PROBLEM STATEMENT ▸
Copy out the lines of the material that include the string "mean".

*** Opening EXCERPTED RECORDS ***

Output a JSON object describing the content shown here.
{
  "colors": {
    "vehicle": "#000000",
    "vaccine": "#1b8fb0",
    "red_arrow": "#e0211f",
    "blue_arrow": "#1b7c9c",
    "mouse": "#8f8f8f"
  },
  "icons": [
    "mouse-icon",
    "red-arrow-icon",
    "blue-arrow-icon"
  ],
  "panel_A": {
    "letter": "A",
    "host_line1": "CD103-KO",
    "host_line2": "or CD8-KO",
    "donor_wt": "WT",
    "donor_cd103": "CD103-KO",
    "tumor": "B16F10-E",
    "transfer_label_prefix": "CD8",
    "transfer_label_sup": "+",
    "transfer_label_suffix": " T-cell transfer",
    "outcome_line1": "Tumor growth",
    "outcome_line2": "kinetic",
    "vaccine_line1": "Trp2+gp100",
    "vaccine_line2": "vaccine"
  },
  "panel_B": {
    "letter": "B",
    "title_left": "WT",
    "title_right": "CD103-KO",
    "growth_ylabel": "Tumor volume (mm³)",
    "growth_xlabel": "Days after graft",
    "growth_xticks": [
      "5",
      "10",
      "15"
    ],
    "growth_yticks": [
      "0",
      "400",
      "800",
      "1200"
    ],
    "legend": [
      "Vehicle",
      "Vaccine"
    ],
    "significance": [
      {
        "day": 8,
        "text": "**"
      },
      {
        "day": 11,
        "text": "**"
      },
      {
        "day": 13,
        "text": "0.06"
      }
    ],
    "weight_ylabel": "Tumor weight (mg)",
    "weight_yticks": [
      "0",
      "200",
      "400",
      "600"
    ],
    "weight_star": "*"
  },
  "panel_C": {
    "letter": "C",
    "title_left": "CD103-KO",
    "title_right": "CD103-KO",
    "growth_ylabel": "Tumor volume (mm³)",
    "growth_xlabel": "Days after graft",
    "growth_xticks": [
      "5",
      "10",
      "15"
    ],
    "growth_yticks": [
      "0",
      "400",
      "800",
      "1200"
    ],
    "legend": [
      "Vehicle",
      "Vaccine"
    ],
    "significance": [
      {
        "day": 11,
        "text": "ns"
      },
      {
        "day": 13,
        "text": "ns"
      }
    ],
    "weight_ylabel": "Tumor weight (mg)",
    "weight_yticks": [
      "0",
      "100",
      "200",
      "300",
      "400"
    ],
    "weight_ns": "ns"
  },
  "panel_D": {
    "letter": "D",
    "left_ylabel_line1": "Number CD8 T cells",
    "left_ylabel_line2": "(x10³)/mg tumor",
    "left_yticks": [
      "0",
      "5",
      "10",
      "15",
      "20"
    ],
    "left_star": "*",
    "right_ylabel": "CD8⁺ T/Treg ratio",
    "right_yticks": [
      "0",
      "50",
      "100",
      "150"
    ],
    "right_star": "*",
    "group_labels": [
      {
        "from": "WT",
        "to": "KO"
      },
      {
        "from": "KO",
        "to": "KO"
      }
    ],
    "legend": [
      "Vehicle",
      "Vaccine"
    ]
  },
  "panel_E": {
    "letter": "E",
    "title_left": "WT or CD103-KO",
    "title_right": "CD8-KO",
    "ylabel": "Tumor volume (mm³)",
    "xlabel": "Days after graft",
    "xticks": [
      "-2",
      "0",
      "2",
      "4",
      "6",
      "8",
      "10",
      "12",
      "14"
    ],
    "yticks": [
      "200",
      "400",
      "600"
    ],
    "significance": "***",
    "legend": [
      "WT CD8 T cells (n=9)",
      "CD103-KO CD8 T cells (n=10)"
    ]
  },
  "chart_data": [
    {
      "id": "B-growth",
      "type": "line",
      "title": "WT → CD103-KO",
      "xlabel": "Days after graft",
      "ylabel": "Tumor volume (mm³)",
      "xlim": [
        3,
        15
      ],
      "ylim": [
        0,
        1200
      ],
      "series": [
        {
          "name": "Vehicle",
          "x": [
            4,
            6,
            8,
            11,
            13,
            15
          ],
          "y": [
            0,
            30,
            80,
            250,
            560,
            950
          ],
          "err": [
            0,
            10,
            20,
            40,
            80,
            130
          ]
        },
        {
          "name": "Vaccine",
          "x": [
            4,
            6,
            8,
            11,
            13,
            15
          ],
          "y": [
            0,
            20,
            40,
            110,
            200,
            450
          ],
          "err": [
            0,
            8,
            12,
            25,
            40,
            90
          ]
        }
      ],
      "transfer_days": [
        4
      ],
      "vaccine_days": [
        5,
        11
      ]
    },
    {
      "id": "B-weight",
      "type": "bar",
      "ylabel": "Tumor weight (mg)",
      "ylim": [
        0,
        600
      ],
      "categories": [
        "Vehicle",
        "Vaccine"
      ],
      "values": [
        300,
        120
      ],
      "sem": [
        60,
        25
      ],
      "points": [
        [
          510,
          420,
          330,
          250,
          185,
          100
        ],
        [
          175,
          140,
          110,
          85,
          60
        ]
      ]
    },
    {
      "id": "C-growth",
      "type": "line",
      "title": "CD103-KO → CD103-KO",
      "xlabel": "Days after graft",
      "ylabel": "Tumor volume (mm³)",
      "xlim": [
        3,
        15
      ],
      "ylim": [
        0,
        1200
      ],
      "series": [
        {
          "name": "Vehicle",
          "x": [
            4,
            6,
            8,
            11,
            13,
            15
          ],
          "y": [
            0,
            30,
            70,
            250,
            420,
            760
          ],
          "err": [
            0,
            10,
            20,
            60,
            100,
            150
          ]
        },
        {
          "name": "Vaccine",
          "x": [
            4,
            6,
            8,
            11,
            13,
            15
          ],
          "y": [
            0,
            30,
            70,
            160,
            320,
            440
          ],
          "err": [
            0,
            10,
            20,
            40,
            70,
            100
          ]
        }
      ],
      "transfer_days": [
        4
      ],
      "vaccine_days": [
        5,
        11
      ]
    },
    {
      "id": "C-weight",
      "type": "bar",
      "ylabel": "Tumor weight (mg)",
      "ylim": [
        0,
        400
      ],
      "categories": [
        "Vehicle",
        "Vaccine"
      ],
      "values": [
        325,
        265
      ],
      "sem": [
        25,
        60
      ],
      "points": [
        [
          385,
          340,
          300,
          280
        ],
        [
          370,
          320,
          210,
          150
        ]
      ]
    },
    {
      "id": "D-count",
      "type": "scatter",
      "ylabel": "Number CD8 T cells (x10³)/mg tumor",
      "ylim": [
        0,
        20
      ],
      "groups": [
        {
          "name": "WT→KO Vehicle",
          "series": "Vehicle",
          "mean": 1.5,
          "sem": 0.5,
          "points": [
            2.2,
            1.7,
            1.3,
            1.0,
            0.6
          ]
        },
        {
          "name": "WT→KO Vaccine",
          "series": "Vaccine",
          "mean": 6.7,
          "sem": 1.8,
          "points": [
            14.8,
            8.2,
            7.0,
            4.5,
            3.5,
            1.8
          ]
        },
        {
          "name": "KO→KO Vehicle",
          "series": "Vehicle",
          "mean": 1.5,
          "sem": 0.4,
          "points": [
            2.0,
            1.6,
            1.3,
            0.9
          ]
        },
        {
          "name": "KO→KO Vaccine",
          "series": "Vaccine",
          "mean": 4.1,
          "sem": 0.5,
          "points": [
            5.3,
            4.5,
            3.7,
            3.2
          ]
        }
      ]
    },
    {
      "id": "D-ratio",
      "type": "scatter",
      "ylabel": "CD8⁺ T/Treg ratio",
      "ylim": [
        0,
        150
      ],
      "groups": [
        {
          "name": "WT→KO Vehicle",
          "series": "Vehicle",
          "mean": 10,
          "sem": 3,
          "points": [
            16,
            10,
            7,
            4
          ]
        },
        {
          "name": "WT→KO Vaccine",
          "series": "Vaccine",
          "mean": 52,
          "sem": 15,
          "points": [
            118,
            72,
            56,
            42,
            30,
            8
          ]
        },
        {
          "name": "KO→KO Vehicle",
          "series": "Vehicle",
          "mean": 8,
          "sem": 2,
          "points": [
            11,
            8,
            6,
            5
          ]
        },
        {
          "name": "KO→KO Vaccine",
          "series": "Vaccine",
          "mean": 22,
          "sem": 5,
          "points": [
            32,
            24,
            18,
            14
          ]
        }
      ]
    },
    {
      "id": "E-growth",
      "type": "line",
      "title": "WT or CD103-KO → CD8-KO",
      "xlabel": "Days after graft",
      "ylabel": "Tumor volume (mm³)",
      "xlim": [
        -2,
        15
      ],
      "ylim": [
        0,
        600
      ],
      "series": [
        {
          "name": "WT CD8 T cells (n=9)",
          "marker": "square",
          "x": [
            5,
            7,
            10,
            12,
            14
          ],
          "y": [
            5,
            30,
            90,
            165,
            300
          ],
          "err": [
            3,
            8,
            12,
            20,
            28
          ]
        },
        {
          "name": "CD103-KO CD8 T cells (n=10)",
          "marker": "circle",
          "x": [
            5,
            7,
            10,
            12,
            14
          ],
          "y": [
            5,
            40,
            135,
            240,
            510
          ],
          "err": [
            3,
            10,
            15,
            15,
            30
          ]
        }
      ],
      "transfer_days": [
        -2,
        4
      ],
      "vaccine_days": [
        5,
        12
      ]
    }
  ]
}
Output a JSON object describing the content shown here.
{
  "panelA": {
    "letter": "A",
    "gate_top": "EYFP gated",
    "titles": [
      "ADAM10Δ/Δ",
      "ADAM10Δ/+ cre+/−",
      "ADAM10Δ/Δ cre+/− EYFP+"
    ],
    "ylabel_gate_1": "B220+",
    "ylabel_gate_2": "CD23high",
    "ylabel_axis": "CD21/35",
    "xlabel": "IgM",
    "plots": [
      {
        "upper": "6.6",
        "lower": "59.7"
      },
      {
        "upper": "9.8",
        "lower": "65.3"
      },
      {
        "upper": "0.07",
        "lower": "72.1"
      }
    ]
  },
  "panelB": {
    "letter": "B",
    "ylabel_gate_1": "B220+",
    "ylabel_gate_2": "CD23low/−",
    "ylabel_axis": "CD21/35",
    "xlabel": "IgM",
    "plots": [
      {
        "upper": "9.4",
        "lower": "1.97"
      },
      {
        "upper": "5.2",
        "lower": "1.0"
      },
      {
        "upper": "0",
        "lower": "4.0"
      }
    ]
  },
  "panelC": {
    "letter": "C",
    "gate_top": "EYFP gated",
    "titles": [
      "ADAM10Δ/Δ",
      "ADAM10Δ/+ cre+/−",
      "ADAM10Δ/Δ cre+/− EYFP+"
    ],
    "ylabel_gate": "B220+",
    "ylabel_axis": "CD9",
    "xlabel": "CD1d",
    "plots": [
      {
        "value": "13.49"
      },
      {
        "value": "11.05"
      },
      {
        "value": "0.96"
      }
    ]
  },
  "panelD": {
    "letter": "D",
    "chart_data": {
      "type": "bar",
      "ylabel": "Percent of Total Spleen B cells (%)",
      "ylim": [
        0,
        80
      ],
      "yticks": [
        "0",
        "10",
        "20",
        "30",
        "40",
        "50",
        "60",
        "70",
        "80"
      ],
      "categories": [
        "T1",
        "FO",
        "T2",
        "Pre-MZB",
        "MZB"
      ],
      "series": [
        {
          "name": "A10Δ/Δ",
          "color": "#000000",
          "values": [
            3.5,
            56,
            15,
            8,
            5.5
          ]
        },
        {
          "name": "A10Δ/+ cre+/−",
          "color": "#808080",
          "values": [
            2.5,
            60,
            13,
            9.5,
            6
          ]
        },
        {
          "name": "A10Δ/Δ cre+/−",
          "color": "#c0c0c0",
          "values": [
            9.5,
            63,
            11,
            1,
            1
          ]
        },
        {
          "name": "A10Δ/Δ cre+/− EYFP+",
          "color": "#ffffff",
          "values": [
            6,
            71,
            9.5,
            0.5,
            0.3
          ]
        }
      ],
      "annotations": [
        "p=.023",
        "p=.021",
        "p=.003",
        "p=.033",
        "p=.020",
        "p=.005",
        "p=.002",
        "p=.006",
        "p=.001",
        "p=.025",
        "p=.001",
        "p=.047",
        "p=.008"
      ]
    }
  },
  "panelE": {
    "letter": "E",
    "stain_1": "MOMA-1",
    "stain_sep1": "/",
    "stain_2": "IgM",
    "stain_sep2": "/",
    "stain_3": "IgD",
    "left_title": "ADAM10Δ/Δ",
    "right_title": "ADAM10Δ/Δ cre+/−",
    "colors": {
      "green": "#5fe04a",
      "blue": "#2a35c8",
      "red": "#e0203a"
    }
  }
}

*** Closing EXCERPTED RECORDS ***

ANSWER TO THE EXERCISE ▸
          "mean": 1.5,
          "mean": 6.7,
          "mean": 1.5,
          "mean": 4.1,
          "mean": 10,
          "mean": 52,
          "mean": 8,
          "mean": 22,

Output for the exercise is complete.